WHAT TO DO = Copy verbatim the lines of the data from the one containing "bar bbox=[355, 16, 414, 366]" to the one containing "y-tick-label: 20% bbox=[16, 325, 40, 338]", both included.

Entries from a dataset =
┌──
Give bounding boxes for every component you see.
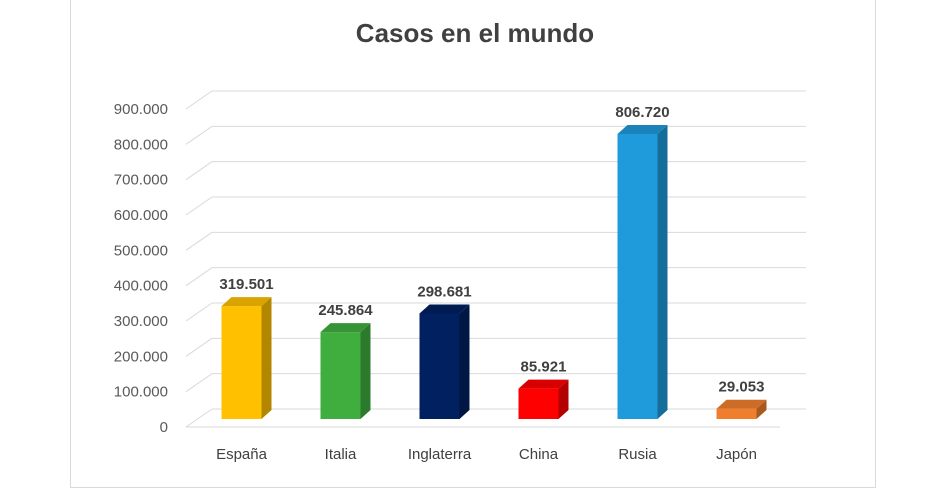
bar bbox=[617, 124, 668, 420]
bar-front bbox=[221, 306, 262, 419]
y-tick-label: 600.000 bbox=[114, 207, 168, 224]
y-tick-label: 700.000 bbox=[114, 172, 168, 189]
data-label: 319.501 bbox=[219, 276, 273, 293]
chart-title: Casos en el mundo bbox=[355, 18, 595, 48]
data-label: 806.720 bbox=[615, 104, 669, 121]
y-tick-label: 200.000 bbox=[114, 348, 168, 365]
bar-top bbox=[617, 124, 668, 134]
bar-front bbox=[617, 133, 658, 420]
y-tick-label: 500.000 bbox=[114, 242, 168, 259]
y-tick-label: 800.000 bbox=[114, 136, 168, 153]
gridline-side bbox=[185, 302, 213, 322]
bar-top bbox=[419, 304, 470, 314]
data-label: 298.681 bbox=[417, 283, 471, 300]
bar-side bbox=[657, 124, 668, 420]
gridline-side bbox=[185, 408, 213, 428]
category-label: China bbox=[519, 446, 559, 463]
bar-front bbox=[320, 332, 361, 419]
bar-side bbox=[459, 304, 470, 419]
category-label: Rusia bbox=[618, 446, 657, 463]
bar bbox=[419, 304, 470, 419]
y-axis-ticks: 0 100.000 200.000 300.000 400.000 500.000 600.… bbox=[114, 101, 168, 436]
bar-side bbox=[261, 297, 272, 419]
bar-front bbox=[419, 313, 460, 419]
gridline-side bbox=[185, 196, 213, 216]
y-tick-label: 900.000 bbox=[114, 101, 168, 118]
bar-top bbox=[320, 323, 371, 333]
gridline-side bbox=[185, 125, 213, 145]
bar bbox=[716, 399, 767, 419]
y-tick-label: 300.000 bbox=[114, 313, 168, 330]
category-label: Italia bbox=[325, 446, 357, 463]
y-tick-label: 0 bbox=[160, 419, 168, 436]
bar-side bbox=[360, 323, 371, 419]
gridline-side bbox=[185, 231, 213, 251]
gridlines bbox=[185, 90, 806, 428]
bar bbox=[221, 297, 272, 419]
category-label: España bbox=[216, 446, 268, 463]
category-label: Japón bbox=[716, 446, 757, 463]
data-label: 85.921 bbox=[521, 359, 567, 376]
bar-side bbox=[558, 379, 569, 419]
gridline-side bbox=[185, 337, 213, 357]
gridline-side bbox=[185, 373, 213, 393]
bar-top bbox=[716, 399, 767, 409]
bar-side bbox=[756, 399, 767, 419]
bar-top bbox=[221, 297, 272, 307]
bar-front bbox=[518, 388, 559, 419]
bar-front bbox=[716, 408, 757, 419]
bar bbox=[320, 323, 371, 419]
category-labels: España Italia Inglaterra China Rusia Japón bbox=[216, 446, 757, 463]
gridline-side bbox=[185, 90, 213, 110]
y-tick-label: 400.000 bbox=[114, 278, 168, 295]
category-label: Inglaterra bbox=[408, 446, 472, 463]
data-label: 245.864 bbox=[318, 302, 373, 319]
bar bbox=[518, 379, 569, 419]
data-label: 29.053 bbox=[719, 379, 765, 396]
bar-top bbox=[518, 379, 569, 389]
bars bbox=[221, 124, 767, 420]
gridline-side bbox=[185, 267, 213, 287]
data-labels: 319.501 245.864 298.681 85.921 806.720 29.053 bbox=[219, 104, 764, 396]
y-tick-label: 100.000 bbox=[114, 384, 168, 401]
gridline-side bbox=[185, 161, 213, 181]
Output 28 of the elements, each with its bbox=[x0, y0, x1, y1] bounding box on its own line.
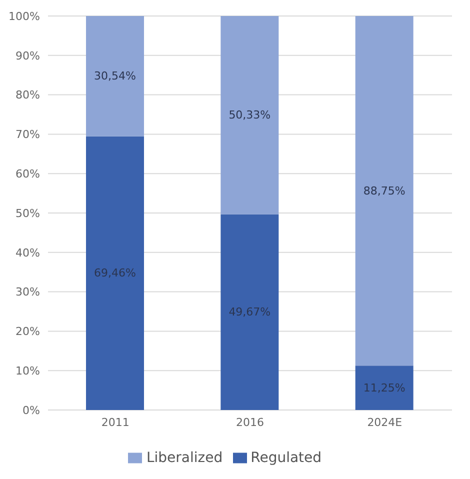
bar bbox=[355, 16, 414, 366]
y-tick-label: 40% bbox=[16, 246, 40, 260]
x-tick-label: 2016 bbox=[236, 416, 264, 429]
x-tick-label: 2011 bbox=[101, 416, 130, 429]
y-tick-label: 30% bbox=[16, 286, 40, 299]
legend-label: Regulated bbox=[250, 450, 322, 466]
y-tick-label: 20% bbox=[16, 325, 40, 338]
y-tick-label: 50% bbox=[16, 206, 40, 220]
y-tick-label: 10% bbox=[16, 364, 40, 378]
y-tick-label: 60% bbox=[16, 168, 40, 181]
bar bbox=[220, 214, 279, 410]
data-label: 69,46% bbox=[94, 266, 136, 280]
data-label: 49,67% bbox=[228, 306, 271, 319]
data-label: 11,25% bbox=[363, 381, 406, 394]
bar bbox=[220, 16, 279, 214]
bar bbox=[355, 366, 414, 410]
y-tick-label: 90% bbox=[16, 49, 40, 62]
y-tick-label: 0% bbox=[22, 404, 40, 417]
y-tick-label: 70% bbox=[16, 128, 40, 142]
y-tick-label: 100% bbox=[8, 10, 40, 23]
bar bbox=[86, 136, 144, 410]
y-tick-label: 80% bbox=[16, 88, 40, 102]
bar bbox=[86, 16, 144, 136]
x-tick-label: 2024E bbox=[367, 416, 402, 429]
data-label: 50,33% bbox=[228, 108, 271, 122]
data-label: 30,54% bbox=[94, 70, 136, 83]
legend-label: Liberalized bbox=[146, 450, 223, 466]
└──
FULL SOLUTION =
bar bbox=[355, 16, 414, 366]
y-tick-label: 40% bbox=[16, 246, 40, 260]
x-tick-label: 2016 bbox=[236, 416, 264, 429]
x-tick-label: 2011 bbox=[101, 416, 130, 429]
y-tick-label: 30% bbox=[16, 286, 40, 299]
legend-label: Regulated bbox=[250, 450, 322, 466]
y-tick-label: 20% bbox=[16, 325, 40, 338]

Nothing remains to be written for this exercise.